- _DATA LISTING_:
• • • • •
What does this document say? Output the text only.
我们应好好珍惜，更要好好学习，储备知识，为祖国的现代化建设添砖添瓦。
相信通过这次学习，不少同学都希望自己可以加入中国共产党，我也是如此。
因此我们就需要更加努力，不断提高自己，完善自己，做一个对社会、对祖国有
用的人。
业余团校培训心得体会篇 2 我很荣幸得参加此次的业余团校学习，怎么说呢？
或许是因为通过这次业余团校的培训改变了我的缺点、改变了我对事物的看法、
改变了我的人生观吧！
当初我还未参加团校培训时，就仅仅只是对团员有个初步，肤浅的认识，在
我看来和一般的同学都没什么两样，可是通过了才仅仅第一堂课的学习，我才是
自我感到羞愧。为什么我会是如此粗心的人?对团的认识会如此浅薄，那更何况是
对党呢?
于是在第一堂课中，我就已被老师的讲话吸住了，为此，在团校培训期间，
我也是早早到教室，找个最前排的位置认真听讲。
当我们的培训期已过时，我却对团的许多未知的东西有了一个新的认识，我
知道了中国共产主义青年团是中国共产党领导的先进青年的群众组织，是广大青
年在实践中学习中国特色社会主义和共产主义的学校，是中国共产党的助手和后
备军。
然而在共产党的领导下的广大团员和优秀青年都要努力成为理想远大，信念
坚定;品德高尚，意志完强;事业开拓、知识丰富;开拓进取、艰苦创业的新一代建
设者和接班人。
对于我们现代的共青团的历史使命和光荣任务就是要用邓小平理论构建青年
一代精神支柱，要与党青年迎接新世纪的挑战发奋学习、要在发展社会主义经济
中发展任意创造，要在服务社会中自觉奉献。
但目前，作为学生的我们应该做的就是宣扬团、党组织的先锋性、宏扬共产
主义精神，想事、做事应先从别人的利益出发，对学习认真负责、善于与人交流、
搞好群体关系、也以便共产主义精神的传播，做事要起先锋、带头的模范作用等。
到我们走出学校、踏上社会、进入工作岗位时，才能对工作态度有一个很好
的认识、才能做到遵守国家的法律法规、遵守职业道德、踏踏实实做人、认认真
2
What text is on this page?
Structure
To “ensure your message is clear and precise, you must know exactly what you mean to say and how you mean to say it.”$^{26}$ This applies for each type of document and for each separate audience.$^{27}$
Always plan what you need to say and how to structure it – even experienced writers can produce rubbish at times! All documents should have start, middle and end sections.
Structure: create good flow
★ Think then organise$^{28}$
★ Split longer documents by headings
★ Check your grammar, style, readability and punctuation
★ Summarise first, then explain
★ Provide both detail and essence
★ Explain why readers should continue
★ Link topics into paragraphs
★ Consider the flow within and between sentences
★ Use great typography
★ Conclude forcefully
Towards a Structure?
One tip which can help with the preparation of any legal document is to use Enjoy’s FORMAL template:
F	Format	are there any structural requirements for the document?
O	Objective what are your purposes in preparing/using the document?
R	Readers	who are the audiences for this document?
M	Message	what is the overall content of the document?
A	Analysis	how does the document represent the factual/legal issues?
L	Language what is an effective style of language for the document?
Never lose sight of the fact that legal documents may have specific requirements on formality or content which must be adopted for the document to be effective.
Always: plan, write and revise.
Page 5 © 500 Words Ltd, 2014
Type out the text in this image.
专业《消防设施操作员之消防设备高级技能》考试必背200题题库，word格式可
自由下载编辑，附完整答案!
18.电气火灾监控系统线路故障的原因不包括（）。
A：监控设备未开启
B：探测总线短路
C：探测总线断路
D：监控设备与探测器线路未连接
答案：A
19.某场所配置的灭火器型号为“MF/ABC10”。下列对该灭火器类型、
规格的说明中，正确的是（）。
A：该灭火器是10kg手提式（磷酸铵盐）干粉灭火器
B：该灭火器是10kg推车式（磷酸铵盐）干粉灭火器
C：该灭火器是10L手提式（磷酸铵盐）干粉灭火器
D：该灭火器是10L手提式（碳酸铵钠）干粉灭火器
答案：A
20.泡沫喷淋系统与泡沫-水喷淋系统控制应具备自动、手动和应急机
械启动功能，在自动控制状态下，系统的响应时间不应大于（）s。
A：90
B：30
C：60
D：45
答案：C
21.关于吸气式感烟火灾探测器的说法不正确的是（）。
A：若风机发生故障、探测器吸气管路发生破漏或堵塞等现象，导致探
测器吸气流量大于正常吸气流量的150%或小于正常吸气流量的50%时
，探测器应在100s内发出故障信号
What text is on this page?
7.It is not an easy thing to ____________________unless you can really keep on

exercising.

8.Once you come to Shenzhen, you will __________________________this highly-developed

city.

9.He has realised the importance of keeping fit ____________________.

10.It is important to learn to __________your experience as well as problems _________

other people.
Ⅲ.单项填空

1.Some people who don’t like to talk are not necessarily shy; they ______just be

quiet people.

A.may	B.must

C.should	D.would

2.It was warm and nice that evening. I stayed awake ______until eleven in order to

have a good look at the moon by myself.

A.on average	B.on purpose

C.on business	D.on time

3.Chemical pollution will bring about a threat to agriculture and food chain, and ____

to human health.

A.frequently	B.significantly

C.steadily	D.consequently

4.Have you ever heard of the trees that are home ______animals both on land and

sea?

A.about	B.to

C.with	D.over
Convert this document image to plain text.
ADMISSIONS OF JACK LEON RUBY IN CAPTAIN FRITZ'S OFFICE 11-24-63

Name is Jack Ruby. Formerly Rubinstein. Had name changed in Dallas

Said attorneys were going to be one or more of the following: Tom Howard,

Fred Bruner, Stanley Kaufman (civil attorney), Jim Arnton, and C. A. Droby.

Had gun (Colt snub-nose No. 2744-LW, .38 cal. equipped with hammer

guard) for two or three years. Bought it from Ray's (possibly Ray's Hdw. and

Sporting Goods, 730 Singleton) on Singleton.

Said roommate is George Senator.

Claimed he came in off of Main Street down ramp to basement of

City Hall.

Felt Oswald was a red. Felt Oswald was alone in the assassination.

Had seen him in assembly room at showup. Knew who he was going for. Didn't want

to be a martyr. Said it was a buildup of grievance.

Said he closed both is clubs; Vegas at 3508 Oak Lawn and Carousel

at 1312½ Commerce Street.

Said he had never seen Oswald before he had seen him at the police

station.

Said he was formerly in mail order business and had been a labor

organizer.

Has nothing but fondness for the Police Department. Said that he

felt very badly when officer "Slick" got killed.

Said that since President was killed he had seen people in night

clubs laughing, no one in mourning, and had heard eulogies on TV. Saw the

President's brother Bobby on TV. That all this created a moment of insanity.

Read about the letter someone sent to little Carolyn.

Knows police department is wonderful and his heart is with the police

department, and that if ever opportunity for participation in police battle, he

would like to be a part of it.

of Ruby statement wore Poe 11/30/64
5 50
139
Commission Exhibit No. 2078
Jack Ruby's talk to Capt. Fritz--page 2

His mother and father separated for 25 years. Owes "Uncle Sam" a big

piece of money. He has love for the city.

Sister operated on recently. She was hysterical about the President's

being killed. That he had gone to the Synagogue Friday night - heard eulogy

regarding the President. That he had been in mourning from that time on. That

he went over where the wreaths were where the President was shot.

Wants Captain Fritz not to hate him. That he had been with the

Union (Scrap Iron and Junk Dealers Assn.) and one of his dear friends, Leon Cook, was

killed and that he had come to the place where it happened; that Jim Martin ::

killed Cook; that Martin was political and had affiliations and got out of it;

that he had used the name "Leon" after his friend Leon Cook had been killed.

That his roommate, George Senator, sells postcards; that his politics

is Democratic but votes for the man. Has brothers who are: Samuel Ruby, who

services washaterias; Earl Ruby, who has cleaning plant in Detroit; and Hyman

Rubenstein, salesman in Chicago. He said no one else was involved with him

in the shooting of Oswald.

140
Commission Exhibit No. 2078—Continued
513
• • • • •
- _TASK TO COMPLETE_: Report all lines of the data that include the word "people".

- _RESPONSE FOR THIS EXERCISE_:
other people.
1.Some people who don’t like to talk are not necessarily shy; they ______just be
quiet people.
Said that since President was killed he had seen people in night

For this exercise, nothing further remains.